# [Work to be completed]
Copy every line of the entries that includes the word "from".
— Begin —
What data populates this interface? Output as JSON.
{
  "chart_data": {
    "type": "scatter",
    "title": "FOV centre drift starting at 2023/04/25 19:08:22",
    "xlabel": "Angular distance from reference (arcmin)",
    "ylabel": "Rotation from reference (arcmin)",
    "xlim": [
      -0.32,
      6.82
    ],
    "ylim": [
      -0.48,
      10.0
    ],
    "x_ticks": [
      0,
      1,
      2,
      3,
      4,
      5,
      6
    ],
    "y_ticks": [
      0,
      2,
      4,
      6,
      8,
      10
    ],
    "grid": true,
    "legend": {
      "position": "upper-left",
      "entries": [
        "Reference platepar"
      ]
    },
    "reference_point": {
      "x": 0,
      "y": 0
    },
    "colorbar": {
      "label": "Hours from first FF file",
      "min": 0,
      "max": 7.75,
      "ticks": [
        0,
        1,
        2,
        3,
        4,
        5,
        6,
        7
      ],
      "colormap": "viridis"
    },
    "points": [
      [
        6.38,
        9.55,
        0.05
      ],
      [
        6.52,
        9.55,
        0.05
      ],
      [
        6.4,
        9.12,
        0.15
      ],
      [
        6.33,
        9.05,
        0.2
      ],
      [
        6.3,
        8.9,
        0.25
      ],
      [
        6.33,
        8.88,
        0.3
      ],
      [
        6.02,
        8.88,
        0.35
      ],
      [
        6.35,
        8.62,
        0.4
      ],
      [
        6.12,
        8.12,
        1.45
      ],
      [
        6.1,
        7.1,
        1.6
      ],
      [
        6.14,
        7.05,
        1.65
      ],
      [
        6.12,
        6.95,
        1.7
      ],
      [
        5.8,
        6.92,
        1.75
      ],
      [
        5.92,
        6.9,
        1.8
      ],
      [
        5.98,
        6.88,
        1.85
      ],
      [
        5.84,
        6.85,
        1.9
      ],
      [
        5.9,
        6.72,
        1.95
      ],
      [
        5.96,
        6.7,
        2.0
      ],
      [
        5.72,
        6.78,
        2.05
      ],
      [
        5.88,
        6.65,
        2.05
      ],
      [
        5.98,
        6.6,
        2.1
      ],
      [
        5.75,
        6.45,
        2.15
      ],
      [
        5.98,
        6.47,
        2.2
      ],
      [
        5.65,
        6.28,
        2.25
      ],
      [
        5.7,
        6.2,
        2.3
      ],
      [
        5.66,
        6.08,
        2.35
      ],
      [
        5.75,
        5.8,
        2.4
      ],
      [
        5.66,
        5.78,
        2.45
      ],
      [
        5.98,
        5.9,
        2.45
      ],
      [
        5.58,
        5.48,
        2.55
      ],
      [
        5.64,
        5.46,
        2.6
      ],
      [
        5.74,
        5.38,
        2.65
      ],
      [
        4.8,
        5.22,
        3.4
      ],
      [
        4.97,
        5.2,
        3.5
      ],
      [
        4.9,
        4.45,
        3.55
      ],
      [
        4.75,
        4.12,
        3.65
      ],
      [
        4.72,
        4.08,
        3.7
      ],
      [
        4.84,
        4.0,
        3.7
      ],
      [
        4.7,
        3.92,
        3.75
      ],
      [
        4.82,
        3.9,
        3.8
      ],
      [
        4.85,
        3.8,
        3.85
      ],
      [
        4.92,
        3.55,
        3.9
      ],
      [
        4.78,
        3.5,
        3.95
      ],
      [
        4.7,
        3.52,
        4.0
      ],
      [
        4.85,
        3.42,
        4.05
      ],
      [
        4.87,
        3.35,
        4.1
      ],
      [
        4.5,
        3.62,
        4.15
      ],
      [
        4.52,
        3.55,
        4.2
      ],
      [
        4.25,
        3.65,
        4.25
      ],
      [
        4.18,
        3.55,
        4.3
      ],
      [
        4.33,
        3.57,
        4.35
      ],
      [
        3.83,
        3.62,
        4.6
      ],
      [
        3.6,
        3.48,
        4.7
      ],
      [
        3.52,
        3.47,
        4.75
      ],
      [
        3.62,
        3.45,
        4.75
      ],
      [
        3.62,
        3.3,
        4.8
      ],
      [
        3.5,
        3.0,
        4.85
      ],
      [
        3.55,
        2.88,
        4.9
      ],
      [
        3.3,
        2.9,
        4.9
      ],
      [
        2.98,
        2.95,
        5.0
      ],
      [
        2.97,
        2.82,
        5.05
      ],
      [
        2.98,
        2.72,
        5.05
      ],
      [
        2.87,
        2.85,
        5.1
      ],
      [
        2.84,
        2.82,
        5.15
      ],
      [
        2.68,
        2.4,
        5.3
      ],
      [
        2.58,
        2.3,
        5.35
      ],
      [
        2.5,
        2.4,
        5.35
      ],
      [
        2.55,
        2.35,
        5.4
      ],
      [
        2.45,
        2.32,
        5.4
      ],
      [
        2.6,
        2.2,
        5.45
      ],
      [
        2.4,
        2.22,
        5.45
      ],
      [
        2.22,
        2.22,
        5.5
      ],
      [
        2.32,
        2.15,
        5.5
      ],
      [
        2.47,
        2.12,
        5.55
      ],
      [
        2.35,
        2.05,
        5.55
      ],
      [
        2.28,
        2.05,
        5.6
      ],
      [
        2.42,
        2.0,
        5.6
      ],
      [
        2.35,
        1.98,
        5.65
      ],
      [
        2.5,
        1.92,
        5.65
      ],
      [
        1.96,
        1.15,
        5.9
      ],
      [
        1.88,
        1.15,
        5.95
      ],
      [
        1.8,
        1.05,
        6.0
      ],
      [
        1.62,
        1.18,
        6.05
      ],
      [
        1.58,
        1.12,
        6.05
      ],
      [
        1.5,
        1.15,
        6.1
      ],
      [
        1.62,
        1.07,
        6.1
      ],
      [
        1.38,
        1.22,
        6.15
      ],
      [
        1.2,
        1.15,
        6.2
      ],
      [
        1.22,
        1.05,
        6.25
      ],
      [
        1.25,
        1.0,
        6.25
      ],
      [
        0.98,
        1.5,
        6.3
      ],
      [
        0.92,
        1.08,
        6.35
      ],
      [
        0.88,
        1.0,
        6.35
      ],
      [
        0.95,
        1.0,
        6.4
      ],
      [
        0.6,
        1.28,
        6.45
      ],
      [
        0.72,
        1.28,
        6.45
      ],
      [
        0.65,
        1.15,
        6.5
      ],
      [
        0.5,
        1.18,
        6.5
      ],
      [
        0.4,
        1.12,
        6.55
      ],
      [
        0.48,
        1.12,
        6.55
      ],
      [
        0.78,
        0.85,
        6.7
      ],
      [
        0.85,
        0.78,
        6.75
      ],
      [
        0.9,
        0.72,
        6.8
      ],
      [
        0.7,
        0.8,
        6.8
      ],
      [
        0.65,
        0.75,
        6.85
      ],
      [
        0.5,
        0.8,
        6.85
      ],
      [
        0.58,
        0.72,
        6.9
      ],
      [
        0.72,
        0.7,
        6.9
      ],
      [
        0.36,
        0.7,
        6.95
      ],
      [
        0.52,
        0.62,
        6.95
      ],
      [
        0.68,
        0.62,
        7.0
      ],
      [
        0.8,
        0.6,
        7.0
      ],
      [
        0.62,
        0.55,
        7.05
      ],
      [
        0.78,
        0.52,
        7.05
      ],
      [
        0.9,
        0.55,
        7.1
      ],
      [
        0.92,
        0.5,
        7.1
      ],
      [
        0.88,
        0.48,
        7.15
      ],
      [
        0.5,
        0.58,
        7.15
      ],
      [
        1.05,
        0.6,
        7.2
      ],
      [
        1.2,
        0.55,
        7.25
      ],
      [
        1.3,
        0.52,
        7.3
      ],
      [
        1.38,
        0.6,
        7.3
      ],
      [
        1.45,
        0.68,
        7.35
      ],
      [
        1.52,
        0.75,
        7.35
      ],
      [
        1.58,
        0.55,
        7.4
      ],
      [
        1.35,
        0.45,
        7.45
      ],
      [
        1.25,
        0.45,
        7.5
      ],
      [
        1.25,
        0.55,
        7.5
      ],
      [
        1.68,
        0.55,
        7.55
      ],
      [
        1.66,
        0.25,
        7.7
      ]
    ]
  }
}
— End —
# [Response for this exercise]
    "xlabel": "Angular distance from reference (arcmin)",
    "ylabel": "Rotation from reference (arcmin)",
      "label": "Hours from first FF file",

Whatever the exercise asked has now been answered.